Requirements =
The entries that follow should be written out exactly.

_ _ _

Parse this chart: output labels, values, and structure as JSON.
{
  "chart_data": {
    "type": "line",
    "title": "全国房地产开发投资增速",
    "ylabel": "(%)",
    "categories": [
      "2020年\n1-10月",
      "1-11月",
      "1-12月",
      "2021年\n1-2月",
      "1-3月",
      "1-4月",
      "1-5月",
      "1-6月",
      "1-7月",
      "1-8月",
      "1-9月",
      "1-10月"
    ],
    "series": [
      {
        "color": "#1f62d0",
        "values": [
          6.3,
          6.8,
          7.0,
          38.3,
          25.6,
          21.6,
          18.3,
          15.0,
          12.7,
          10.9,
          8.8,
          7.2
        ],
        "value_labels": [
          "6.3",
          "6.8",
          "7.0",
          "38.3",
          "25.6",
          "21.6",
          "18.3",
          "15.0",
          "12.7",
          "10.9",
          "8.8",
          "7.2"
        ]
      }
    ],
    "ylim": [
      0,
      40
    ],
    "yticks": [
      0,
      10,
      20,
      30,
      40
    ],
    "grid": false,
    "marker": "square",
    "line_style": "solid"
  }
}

_ _ _

Answer below =
Parse this chart: output labels, values, and structure as JSON.
{
  "chart_data": {
    "type": "line",
    "title": "全国房地产开发投资增速",
    "ylabel": "(%)",
    "categories": [
      "2020年\n1-10月",
      "1-11月",
      "1-12月",
      "2021年\n1-2月",
      "1-3月",
      "1-4月",
      "1-5月",
      "1-6月",
      "1-7月",
      "1-8月",
      "1-9月",
      "1-10月"
    ],
    "series": [
      {
        "color": "#1f62d0",
        "values": [
          6.3,
          6.8,
          7.0,
          38.3,
          25.6,
          21.6,
          18.3,
          15.0,
          12.7,
          10.9,
          8.8,
          7.2
        ],
        "value_labels": [
          "6.3",
          "6.8",
          "7.0",
          "38.3",
          "25.6",
          "21.6",
          "18.3",
          "15.0",
          "12.7",
          "10.9",
          "8.8",
          "7.2"
        ]
      }
    ],
    "ylim": [
      0,
      40
    ],
    "yticks": [
      0,
      10,
      20,
      30,
      40
    ],
    "grid": false,
    "marker": "square",
    "line_style": "solid"
  }
}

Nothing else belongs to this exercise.